··· DATA FOR PROCESSING ···

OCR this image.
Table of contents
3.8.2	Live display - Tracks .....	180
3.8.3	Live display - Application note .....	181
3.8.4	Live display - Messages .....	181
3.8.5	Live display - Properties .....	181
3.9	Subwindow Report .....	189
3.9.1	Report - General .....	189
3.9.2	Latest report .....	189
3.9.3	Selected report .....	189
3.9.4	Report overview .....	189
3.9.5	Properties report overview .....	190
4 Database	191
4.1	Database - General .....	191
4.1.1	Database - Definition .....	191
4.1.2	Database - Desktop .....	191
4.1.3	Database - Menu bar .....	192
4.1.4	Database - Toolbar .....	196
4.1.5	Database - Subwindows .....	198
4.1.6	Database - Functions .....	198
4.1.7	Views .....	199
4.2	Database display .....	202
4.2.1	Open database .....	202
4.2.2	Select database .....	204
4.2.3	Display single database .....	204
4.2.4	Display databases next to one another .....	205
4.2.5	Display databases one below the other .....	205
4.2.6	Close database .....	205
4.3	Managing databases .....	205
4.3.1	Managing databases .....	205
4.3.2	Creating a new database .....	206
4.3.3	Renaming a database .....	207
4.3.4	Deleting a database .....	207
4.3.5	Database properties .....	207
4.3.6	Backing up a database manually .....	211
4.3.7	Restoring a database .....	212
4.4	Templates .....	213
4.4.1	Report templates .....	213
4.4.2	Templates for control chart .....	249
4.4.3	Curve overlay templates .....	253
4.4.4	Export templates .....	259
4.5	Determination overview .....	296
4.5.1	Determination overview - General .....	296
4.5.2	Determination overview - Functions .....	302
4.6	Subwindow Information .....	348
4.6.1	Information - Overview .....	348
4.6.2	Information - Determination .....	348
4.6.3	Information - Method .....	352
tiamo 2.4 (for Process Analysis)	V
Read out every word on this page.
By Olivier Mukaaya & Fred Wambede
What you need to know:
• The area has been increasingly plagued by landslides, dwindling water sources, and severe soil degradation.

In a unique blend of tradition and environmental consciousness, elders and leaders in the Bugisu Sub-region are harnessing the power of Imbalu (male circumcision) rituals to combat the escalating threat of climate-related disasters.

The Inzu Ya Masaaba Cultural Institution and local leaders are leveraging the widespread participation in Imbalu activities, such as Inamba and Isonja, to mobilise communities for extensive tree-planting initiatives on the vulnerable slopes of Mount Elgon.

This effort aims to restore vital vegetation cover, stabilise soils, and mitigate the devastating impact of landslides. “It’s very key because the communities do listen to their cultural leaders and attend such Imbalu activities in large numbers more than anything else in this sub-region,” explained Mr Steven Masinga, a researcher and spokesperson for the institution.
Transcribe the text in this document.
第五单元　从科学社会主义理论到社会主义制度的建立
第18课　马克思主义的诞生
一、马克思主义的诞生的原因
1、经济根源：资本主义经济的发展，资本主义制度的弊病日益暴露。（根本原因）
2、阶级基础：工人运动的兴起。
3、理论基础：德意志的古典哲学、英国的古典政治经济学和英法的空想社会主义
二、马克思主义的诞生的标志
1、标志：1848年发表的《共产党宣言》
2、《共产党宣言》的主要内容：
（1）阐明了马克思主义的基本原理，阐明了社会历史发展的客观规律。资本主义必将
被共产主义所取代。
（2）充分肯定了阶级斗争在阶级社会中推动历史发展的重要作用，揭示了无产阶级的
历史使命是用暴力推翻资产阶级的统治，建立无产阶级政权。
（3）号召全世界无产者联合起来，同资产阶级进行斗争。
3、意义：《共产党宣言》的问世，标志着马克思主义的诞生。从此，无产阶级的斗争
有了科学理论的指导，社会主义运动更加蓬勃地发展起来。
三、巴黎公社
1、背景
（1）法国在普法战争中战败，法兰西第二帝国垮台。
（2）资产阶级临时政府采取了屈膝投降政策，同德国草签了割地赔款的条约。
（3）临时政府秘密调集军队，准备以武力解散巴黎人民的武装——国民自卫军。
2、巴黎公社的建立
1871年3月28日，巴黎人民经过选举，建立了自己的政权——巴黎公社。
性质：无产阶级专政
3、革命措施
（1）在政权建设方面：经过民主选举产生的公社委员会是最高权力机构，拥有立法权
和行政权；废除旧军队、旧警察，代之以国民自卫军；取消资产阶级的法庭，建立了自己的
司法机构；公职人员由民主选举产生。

···

- _PROBLEM TO WORK ON_
Write each line above out exactly.

- _EXERCISE RESULT_
OCR this image.
Table of contents
3.8.2	Live display - Tracks .....	180
3.8.3	Live display - Application note .....	181
3.8.4	Live display - Messages .....	181
3.8.5	Live display - Properties .....	181
3.9	Subwindow Report .....	189
3.9.1	Report - General .....	189
3.9.2	Latest report .....	189
3.9.3	Selected report .....	189
3.9.4	Report overview .....	189
3.9.5	Properties report overview .....	190
4 Database	191
4.1	Database - General .....	191
4.1.1	Database - Definition .....	191
4.1.2	Database - Desktop .....	191
4.1.3	Database - Menu bar .....	192
4.1.4	Database - Toolbar .....	196
4.1.5	Database - Subwindows .....	198
4.1.6	Database - Functions .....	198
4.1.7	Views .....	199
4.2	Database display .....	202
4.2.1	Open database .....	202
4.2.2	Select database .....	204
4.2.3	Display single database .....	204
4.2.4	Display databases next to one another .....	205
4.2.5	Display databases one below the other .....	205
4.2.6	Close database .....	205
4.3	Managing databases .....	205
4.3.1	Managing databases .....	205
4.3.2	Creating a new database .....	206
4.3.3	Renaming a database .....	207
4.3.4	Deleting a database .....	207
4.3.5	Database properties .....	207
4.3.6	Backing up a database manually .....	211
4.3.7	Restoring a database .....	212
4.4	Templates .....	213
4.4.1	Report templates .....	213
4.4.2	Templates for control chart .....	249
4.4.3	Curve overlay templates .....	253
4.4.4	Export templates .....	259
4.5	Determination overview .....	296
4.5.1	Determination overview - General .....	296
4.5.2	Determination overview - Functions .....	302
4.6	Subwindow Information .....	348
4.6.1	Information - Overview .....	348
4.6.2	Information - Determination .....	348
4.6.3	Information - Method .....	352
tiamo 2.4 (for Process Analysis)	V
Read out every word on this page.
By Olivier Mukaaya & Fred Wambede
What you need to know:
• The area has been increasingly plagued by landslides, dwindling water sources, and severe soil degradation.

In a unique blend of tradition and environmental consciousness, elders and leaders in the Bugisu Sub-region are harnessing the power of Imbalu (male circumcision) rituals to combat the escalating threat of climate-related disasters.

The Inzu Ya Masaaba Cultural Institution and local leaders are leveraging the widespread participation in Imbalu activities, such as Inamba and Isonja, to mobilise communities for extensive tree-planting initiatives on the vulnerable slopes of Mount Elgon.

This effort aims to restore vital vegetation cover, stabilise soils, and mitigate the devastating impact of landslides. “It’s very key because the communities do listen to their cultural leaders and attend such Imbalu activities in large numbers more than anything else in this sub-region,” explained Mr Steven Masinga, a researcher and spokesperson for the institution.
Transcribe the text in this document.
第五单元　从科学社会主义理论到社会主义制度的建立
第18课　马克思主义的诞生
一、马克思主义的诞生的原因
1、经济根源：资本主义经济的发展，资本主义制度的弊病日益暴露。（根本原因）
2、阶级基础：工人运动的兴起。
3、理论基础：德意志的古典哲学、英国的古典政治经济学和英法的空想社会主义
二、马克思主义的诞生的标志
1、标志：1848年发表的《共产党宣言》
2、《共产党宣言》的主要内容：
（1）阐明了马克思主义的基本原理，阐明了社会历史发展的客观规律。资本主义必将
被共产主义所取代。
（2）充分肯定了阶级斗争在阶级社会中推动历史发展的重要作用，揭示了无产阶级的
历史使命是用暴力推翻资产阶级的统治，建立无产阶级政权。
（3）号召全世界无产者联合起来，同资产阶级进行斗争。
3、意义：《共产党宣言》的问世，标志着马克思主义的诞生。从此，无产阶级的斗争
有了科学理论的指导，社会主义运动更加蓬勃地发展起来。
三、巴黎公社
1、背景
（1）法国在普法战争中战败，法兰西第二帝国垮台。
（2）资产阶级临时政府采取了屈膝投降政策，同德国草签了割地赔款的条约。
（3）临时政府秘密调集军队，准备以武力解散巴黎人民的武装——国民自卫军。
2、巴黎公社的建立
1871年3月28日，巴黎人民经过选举，建立了自己的政权——巴黎公社。
性质：无产阶级专政
3、革命措施
（1）在政权建设方面：经过民主选举产生的公社委员会是最高权力机构，拥有立法权
和行政权；废除旧军队、旧警察，代之以国民自卫军；取消资产阶级的法庭，建立了自己的
司法机构；公职人员由民主选举产生。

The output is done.